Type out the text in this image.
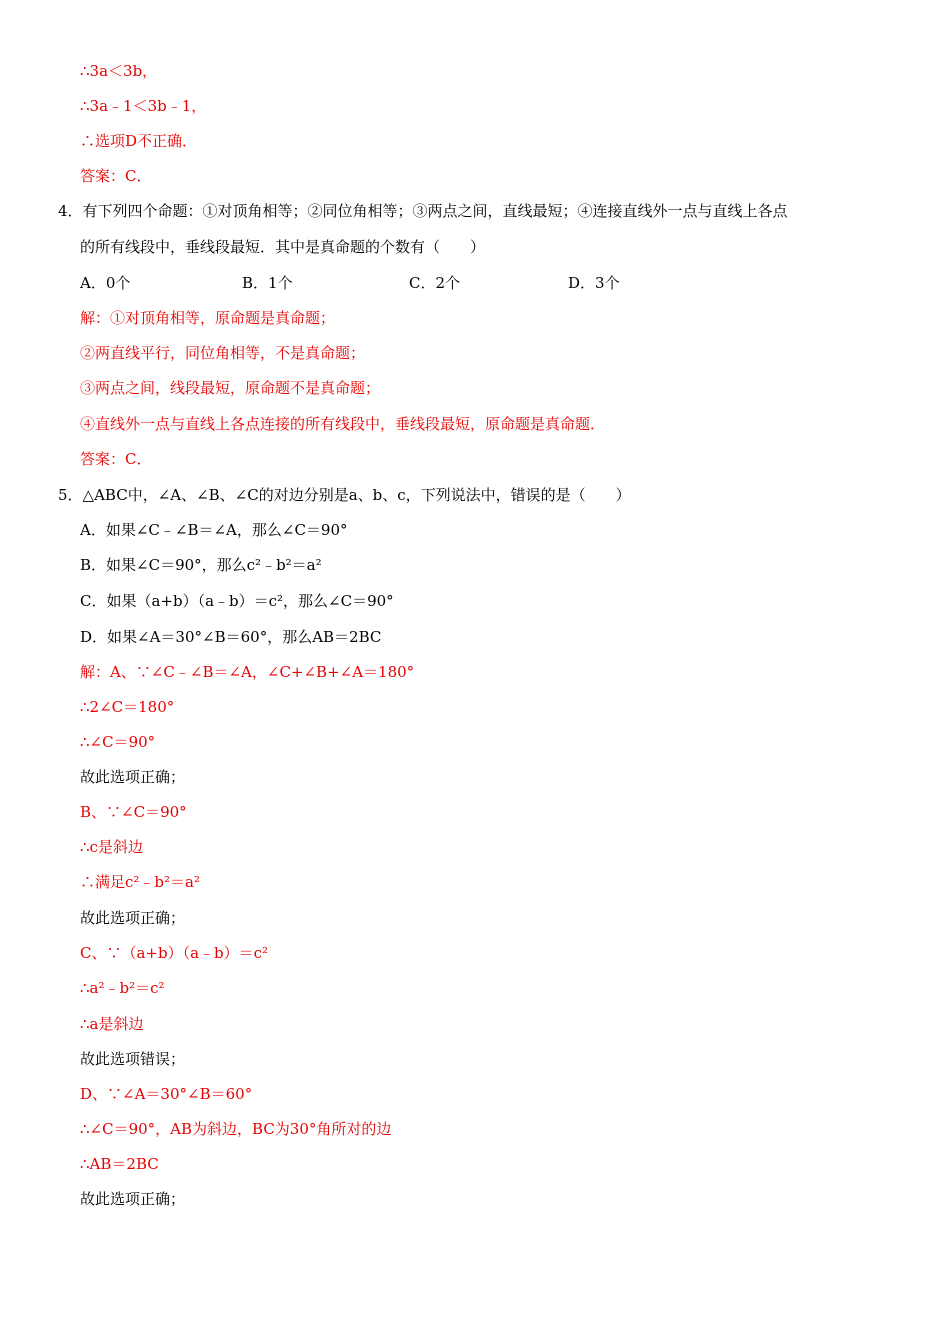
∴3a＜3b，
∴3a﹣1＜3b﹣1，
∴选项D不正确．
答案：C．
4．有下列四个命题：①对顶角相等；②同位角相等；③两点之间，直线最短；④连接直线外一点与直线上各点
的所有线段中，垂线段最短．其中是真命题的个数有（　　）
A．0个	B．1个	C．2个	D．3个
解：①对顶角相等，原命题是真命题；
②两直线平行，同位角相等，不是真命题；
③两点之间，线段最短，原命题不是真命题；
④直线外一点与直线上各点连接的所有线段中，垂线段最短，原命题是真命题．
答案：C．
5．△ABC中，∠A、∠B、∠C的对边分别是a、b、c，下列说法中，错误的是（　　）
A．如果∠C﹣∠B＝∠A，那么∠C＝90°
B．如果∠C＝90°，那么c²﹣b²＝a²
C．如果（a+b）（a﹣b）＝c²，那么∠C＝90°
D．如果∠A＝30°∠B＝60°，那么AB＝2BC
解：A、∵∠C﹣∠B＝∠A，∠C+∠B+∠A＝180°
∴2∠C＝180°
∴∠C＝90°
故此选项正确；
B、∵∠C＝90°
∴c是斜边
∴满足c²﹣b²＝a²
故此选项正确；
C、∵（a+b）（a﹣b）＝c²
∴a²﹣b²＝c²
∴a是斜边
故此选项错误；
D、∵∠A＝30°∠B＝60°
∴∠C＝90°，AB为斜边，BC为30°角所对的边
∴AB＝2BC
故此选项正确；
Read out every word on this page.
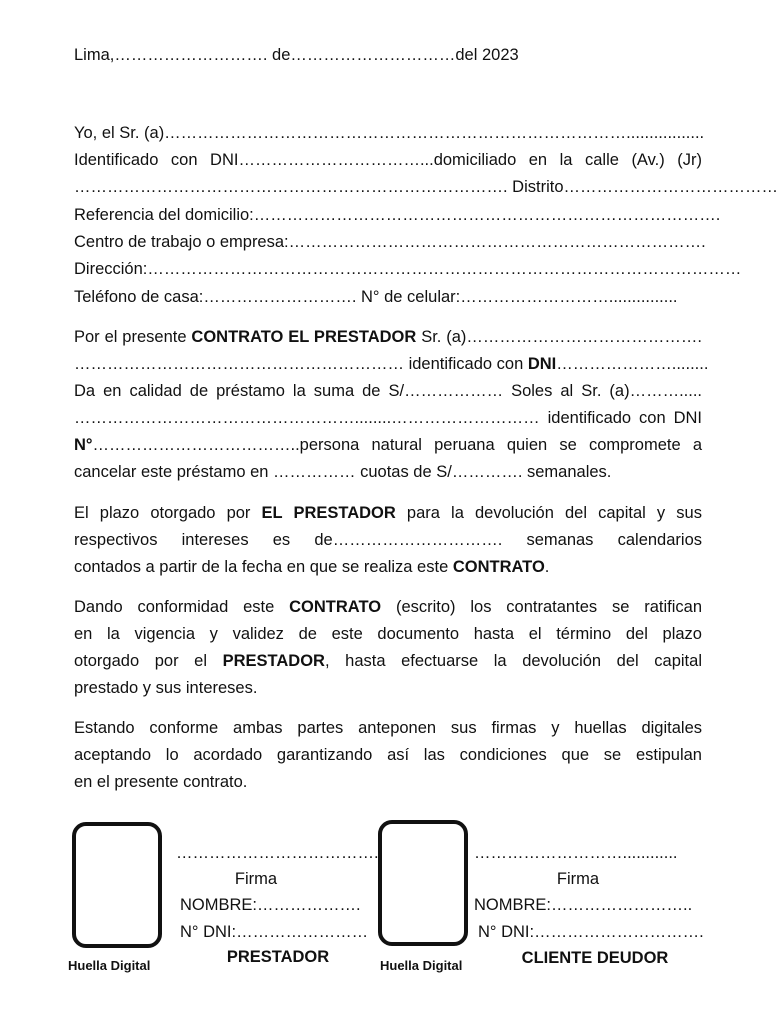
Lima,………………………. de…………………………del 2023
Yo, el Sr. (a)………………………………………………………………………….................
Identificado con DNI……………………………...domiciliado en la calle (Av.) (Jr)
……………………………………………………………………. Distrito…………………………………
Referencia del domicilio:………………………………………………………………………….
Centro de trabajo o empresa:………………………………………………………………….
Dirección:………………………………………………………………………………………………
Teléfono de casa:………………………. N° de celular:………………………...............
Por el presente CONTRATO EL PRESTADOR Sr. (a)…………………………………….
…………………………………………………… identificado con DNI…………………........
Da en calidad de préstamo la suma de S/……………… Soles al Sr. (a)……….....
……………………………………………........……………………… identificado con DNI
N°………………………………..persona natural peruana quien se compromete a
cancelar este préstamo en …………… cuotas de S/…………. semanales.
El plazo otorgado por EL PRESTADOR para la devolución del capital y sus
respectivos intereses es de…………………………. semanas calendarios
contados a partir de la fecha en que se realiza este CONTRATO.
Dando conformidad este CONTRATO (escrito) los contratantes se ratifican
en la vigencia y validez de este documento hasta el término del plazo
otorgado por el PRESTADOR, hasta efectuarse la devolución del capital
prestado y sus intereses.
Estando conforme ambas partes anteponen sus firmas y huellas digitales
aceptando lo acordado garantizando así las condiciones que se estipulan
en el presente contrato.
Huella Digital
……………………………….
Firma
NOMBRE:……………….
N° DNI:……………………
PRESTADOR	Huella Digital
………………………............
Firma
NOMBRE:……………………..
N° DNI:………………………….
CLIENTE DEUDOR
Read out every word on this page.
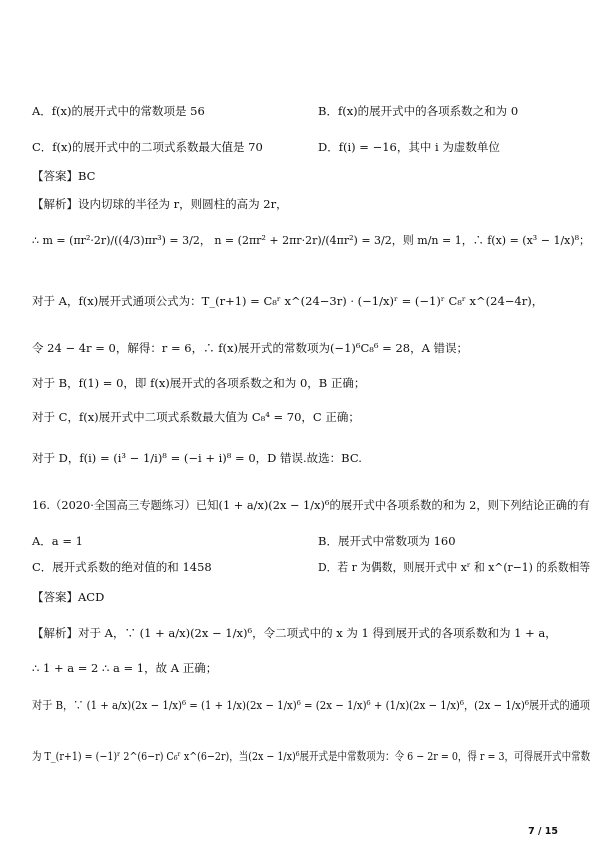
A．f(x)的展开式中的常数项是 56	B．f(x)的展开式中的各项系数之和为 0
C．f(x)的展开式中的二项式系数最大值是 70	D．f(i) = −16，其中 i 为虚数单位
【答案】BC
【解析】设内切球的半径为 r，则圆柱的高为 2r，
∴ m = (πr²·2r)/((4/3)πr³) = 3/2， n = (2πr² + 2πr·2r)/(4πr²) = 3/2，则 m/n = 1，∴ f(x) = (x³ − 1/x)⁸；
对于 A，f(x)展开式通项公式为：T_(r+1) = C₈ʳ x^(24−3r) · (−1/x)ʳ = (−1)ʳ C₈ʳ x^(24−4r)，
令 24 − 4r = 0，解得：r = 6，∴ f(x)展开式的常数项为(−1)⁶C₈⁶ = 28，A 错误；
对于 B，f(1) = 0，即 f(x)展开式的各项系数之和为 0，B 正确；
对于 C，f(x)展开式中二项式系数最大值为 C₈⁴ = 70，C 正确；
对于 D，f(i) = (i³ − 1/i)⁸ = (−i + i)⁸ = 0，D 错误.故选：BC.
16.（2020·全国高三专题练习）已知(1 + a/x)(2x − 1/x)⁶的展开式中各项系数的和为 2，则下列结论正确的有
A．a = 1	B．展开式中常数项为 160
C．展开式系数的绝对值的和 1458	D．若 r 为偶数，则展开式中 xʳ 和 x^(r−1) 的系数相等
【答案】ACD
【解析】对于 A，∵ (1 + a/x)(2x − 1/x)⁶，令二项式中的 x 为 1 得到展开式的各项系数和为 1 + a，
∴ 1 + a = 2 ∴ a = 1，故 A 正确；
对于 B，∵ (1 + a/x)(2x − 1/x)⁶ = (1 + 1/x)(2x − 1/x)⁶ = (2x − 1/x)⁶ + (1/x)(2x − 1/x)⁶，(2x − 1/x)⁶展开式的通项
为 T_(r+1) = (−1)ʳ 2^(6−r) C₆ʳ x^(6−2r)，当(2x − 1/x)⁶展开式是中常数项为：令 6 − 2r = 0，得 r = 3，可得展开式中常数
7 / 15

......

- What is needed -
Without the pictures, extract every entry verbatim.

- Reply to the exercise -
Type out the text in this image.
∴3a＜3b，
∴3a﹣1＜3b﹣1，
∴选项D不正确．
答案：C．
4．有下列四个命题：①对顶角相等；②同位角相等；③两点之间，直线最短；④连接直线外一点与直线上各点
的所有线段中，垂线段最短．其中是真命题的个数有（　　）
A．0个	B．1个	C．2个	D．3个
解：①对顶角相等，原命题是真命题；
②两直线平行，同位角相等，不是真命题；
③两点之间，线段最短，原命题不是真命题；
④直线外一点与直线上各点连接的所有线段中，垂线段最短，原命题是真命题．
答案：C．
5．△ABC中，∠A、∠B、∠C的对边分别是a、b、c，下列说法中，错误的是（　　）
A．如果∠C﹣∠B＝∠A，那么∠C＝90°
B．如果∠C＝90°，那么c²﹣b²＝a²
C．如果（a+b）（a﹣b）＝c²，那么∠C＝90°
D．如果∠A＝30°∠B＝60°，那么AB＝2BC
解：A、∵∠C﹣∠B＝∠A，∠C+∠B+∠A＝180°
∴2∠C＝180°
∴∠C＝90°
故此选项正确；
B、∵∠C＝90°
∴c是斜边
∴满足c²﹣b²＝a²
故此选项正确；
C、∵（a+b）（a﹣b）＝c²
∴a²﹣b²＝c²
∴a是斜边
故此选项错误；
D、∵∠A＝30°∠B＝60°
∴∠C＝90°，AB为斜边，BC为30°角所对的边
∴AB＝2BC
故此选项正确；
Read out every word on this page.
Lima,………………………. de…………………………del 2023
Yo, el Sr. (a)………………………………………………………………………….................
Identificado con DNI……………………………...domiciliado en la calle (Av.) (Jr)
……………………………………………………………………. Distrito…………………………………
Referencia del domicilio:………………………………………………………………………….
Centro de trabajo o empresa:………………………………………………………………….
Dirección:………………………………………………………………………………………………
Teléfono de casa:………………………. N° de celular:………………………...............
Por el presente CONTRATO EL PRESTADOR Sr. (a)…………………………………….
…………………………………………………… identificado con DNI…………………........
Da en calidad de préstamo la suma de S/……………… Soles al Sr. (a)……….....
……………………………………………........……………………… identificado con DNI
N°………………………………..persona natural peruana quien se compromete a
cancelar este préstamo en …………… cuotas de S/…………. semanales.
El plazo otorgado por EL PRESTADOR para la devolución del capital y sus
respectivos intereses es de…………………………. semanas calendarios
contados a partir de la fecha en que se realiza este CONTRATO.
Dando conformidad este CONTRATO (escrito) los contratantes se ratifican
en la vigencia y validez de este documento hasta el término del plazo
otorgado por el PRESTADOR, hasta efectuarse la devolución del capital
prestado y sus intereses.
Estando conforme ambas partes anteponen sus firmas y huellas digitales
aceptando lo acordado garantizando así las condiciones que se estipulan
en el presente contrato.
Huella Digital
……………………………….
Firma
NOMBRE:……………….
N° DNI:……………………
PRESTADOR	Huella Digital
………………………............
Firma
NOMBRE:……………………..
N° DNI:………………………….
CLIENTE DEUDOR
Read out every word on this page.
A．f(x)的展开式中的常数项是 56	B．f(x)的展开式中的各项系数之和为 0
C．f(x)的展开式中的二项式系数最大值是 70	D．f(i) = −16，其中 i 为虚数单位
【答案】BC
【解析】设内切球的半径为 r，则圆柱的高为 2r，
∴ m = (πr²·2r)/((4/3)πr³) = 3/2， n = (2πr² + 2πr·2r)/(4πr²) = 3/2，则 m/n = 1，∴ f(x) = (x³ − 1/x)⁸；
对于 A，f(x)展开式通项公式为：T_(r+1) = C₈ʳ x^(24−3r) · (−1/x)ʳ = (−1)ʳ C₈ʳ x^(24−4r)，
令 24 − 4r = 0，解得：r = 6，∴ f(x)展开式的常数项为(−1)⁶C₈⁶ = 28，A 错误；
对于 B，f(1) = 0，即 f(x)展开式的各项系数之和为 0，B 正确；
对于 C，f(x)展开式中二项式系数最大值为 C₈⁴ = 70，C 正确；
对于 D，f(i) = (i³ − 1/i)⁸ = (−i + i)⁸ = 0，D 错误.故选：BC.
16.（2020·全国高三专题练习）已知(1 + a/x)(2x − 1/x)⁶的展开式中各项系数的和为 2，则下列结论正确的有
A．a = 1	B．展开式中常数项为 160
C．展开式系数的绝对值的和 1458	D．若 r 为偶数，则展开式中 xʳ 和 x^(r−1) 的系数相等
【答案】ACD
【解析】对于 A，∵ (1 + a/x)(2x − 1/x)⁶，令二项式中的 x 为 1 得到展开式的各项系数和为 1 + a，
∴ 1 + a = 2 ∴ a = 1，故 A 正确；
对于 B，∵ (1 + a/x)(2x − 1/x)⁶ = (1 + 1/x)(2x − 1/x)⁶ = (2x − 1/x)⁶ + (1/x)(2x − 1/x)⁶，(2x − 1/x)⁶展开式的通项
为 T_(r+1) = (−1)ʳ 2^(6−r) C₆ʳ x^(6−2r)，当(2x − 1/x)⁶展开式是中常数项为：令 6 − 2r = 0，得 r = 3，可得展开式中常数
7 / 15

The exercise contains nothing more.